Aim:
Could you repeat everything from the line containing "colorbar-axis-tick-label: −17.0 — [778, 1030, 815, 1047]" down to the line containing "x-axis-tick-mark — [489, 670, 490, 676]", both included, character for character?

Provided records:
★ ★ ★ ★ ★ ★ ★
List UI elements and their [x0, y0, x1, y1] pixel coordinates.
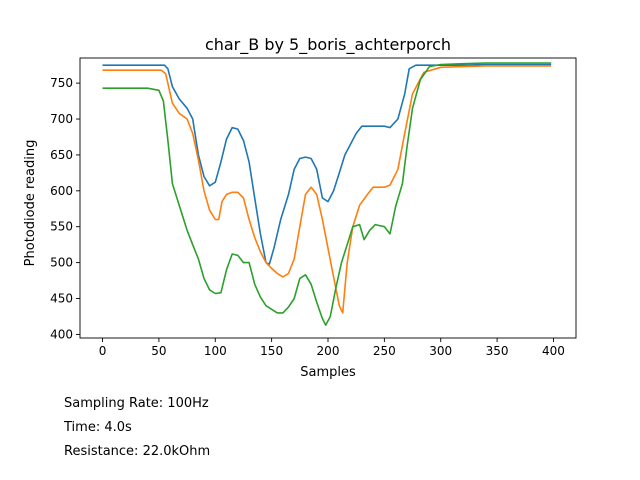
series-line-3 [102, 62, 552, 326]
series-layer [102, 62, 552, 326]
series-line-1 [102, 63, 552, 265]
y-axis-label: Photodiode reading [23, 140, 38, 267]
time-text: Time: 4.0s [64, 420, 132, 435]
y-tick-label: 650 [50, 148, 73, 162]
x-tick-label: 150 [260, 344, 283, 358]
x-tick-label: 300 [429, 344, 452, 358]
x-tick-label: 200 [317, 344, 340, 358]
plot-frame [79, 57, 577, 339]
x-tick-label: 400 [542, 344, 565, 358]
y-tick-label: 500 [50, 256, 73, 270]
x-axis-label: Samples [300, 365, 356, 380]
chart-title: char_B by 5_boris_achterporch [205, 35, 451, 55]
y-tick-label: 600 [50, 184, 73, 198]
x-tick-label: 350 [486, 344, 509, 358]
x-tick-label: 250 [373, 344, 396, 358]
y-tick-label: 450 [50, 292, 73, 306]
x-tick-label: 100 [204, 344, 227, 358]
series-line-2 [102, 65, 552, 314]
y-tick-label: 550 [50, 220, 73, 234]
x-tick-label: 0 [99, 344, 107, 358]
axes-layer: 0 50 100 150 200 250 300 350 400 400 450 500 550 600 6… [50, 57, 577, 358]
y-tick-label: 700 [50, 112, 73, 126]
resistance-text: Resistance: 22.0kOhm [64, 444, 211, 459]
sampling-rate-text: Sampling Rate: 100Hz [64, 396, 209, 411]
y-tick-label: 750 [50, 76, 73, 90]
x-tick-label: 50 [151, 344, 166, 358]
y-tick-label: 400 [50, 327, 73, 341]
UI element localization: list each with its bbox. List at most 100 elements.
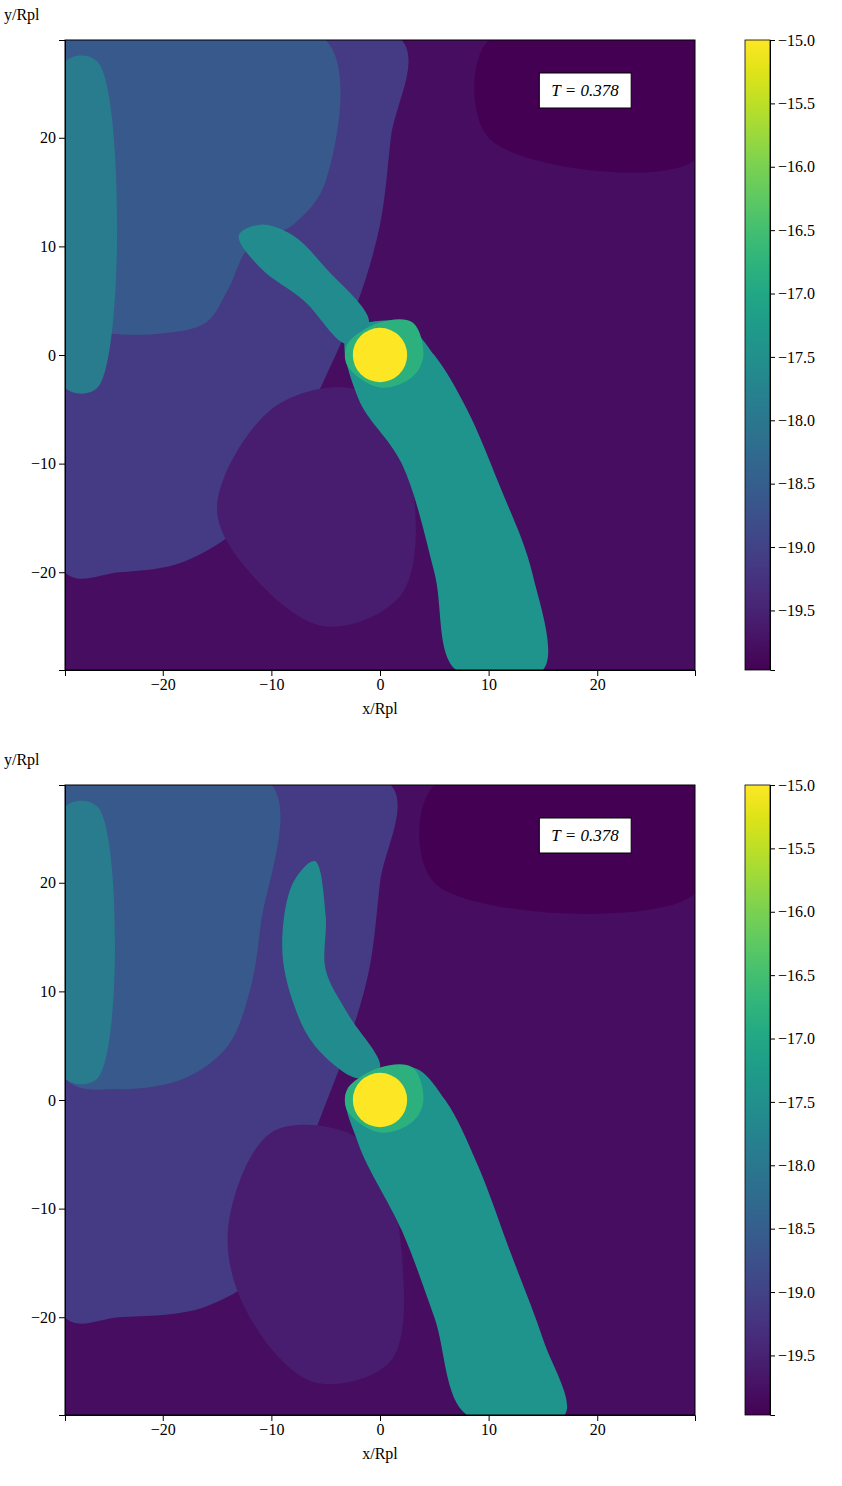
colorbar-axis-tick-label: −17.0 — [778, 1030, 815, 1047]
x-axis: −20−1001020 — [66, 1415, 696, 1438]
density-region — [419, 785, 695, 914]
colorbar-axis-line — [771, 786, 776, 1416]
x-axis-line — [66, 1416, 696, 1422]
colorbar-axis-tick-label: −15.5 — [778, 840, 815, 857]
x-axis-tick-label: −10 — [259, 1421, 284, 1438]
y-axis-tick-mark — [59, 1209, 65, 1210]
y-axis-tick-label: 10 — [40, 983, 56, 1000]
colorbar-axis-tick-label: −16.5 — [778, 967, 815, 984]
x-axis-tick-mark — [489, 670, 490, 676]
y-axis-tick: −10 — [31, 455, 65, 472]
colorbar-axis-tick: −17.0 — [770, 1030, 815, 1047]
x-axis-tick-mark — [271, 670, 272, 676]
y-axis-tick-label: 0 — [48, 1092, 56, 1109]
x-axis-tick: 20 — [590, 1415, 606, 1438]
colorbar-axis-tick-label: −15.0 — [778, 32, 815, 49]
colorbar-axis-tick: −18.0 — [770, 1157, 815, 1174]
y-axis-tick-mark — [59, 1317, 65, 1318]
density-region — [345, 319, 424, 388]
x-axis-tick-label: 10 — [481, 676, 497, 693]
colorbar-axis-tick-mark — [770, 230, 775, 231]
y-axis-title: y/Rpl — [4, 751, 40, 769]
plot-frame — [65, 40, 695, 670]
colorbar-axis-tick-mark — [770, 1102, 775, 1103]
x-axis-tick: −20 — [151, 670, 176, 693]
colorbar-axis-tick-label: −18.5 — [778, 1220, 815, 1237]
colorbar-axis-tick-mark — [770, 357, 775, 358]
y-axis-title: y/Rpl — [4, 6, 40, 24]
colorbar-axis-tick: −19.0 — [770, 1284, 815, 1301]
x-axis-tick-label: 0 — [377, 676, 385, 693]
y-axis-tick-label: −10 — [31, 455, 56, 472]
y-axis-tick: 20 — [40, 874, 65, 891]
density-region — [344, 321, 548, 670]
colorbar-axis-tick-label: −17.0 — [778, 285, 815, 302]
colorbar — [745, 785, 770, 1415]
x-axis-tick-label: −10 — [259, 676, 284, 693]
x-axis-tick: 10 — [481, 670, 497, 693]
x-axis-tick: 0 — [377, 1415, 385, 1438]
x-axis-tick-mark — [271, 1415, 272, 1421]
colorbar-axis-tick: −17.0 — [770, 285, 815, 302]
colorbar-axis-tick: −19.5 — [770, 1347, 815, 1364]
density-field — [65, 40, 695, 670]
x-axis-tick-mark — [380, 1415, 381, 1421]
colorbar-axis-tick-label: −19.0 — [778, 1284, 815, 1301]
title-box: T = 0.378 — [539, 818, 631, 853]
title-frame — [539, 73, 631, 108]
y-axis-tick-mark — [59, 355, 65, 356]
colorbar-axis-tick-label: −16.0 — [778, 903, 815, 920]
y-axis-tick: 10 — [40, 238, 65, 255]
colorbar-axis: −15.0 −15.5 −16.0 −16.5 −17.0 −17.5 −18.0 −18.5… — [770, 777, 815, 1416]
colorbar-axis-line — [771, 41, 776, 671]
colorbar-axis-tick-mark — [770, 167, 775, 168]
y-axis-tick-mark — [59, 464, 65, 465]
panel: −20−1001020−20−1001020x/Rply/RplT = 0.37… — [4, 747, 815, 1463]
colorbar-axis-tick-mark — [770, 1165, 775, 1166]
colorbar-axis-tick: −18.0 — [770, 412, 815, 429]
colorbar-axis-tick-label: −16.5 — [778, 222, 815, 239]
x-axis-tick-mark — [597, 670, 598, 676]
planet — [353, 328, 407, 382]
density-region — [239, 225, 370, 345]
colorbar-axis-tick: −18.5 — [770, 475, 815, 492]
x-axis-tick-mark — [163, 670, 164, 676]
colorbar-axis-tick-mark — [770, 975, 775, 976]
colorbar-axis-tick: −15.5 — [770, 95, 815, 112]
x-axis-tick: −20 — [151, 1415, 176, 1438]
colorbar-axis-tick-label: −16.0 — [778, 158, 815, 175]
x-axis-tick-label: −20 — [151, 676, 176, 693]
x-axis: −20 −10 0 10 20 — [66, 670, 696, 693]
colorbar-axis-tick-label: −18.5 — [778, 475, 815, 492]
x-axis-tick-label: 20 — [590, 676, 606, 693]
density-region — [345, 1067, 567, 1415]
density-region — [474, 40, 695, 173]
x-axis-title: x/Rpl — [362, 1445, 398, 1463]
colorbar-axis-tick-label: −17.5 — [778, 349, 815, 366]
colorbar-axis-tick-mark — [770, 420, 775, 421]
colorbar-axis-tick-label: −15.5 — [778, 95, 815, 112]
y-axis: −20−1001020 — [31, 41, 66, 671]
colorbar-axis-tick-mark — [770, 547, 775, 548]
y-axis-tick: −10 — [31, 1200, 65, 1217]
x-axis-tick: −10 — [259, 670, 284, 693]
title: T = 0.378 — [551, 81, 619, 100]
colorbar-axis-tick-label: −15.0 — [778, 777, 815, 794]
colorbar-axis: −15.0 −15.5 −16.0 −16.5 −17.0 −17.5 −18.0 −18.5… — [770, 32, 815, 671]
y-axis-tick-label: 20 — [40, 129, 56, 146]
colorbar-axis-tick: −16.5 — [770, 222, 815, 239]
y-axis-tick-mark — [59, 1100, 65, 1101]
y-axis-tick-label: 20 — [40, 874, 56, 891]
x-axis-tick: 20 — [590, 670, 606, 693]
y-axis-tick: 0 — [48, 1092, 65, 1109]
colorbar-axis-tick-label: −19.5 — [778, 1347, 815, 1364]
colorbar-axis-tick-mark — [770, 1039, 775, 1040]
colorbar-axis-tick: −15.0 — [770, 32, 815, 49]
colorbar-axis-tick-mark — [770, 40, 775, 41]
colorbar-axis-tick-mark — [770, 1229, 775, 1230]
colorbar-axis-tick-label: −17.5 — [778, 1094, 815, 1111]
y-axis-tick-mark — [59, 991, 65, 992]
figure: −20 −10 0 10 20 −20 −10 0 10 20 x/Rpl y/Rpl T = 0.37… — [0, 0, 842, 1486]
title: T = 0.378 — [551, 826, 619, 845]
colorbar-axis-tick-mark — [770, 610, 775, 611]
★ ★ ★ ★ ★ ★ ★
Exercise result:
colorbar-axis-tick-label: −17.0 — [778, 1030, 815, 1047]
x-axis: −20−1001020 — [66, 1415, 696, 1438]
density-region — [419, 785, 695, 914]
colorbar-axis-line — [771, 786, 776, 1416]
x-axis-line — [66, 1416, 696, 1422]
colorbar-axis-tick-label: −15.5 — [778, 840, 815, 857]
x-axis-tick-label: −10 — [259, 1421, 284, 1438]
y-axis-tick-mark — [59, 1209, 65, 1210]
y-axis-tick-label: 10 — [40, 983, 56, 1000]
colorbar-axis-tick-label: −16.5 — [778, 967, 815, 984]
x-axis-tick-mark — [489, 670, 490, 676]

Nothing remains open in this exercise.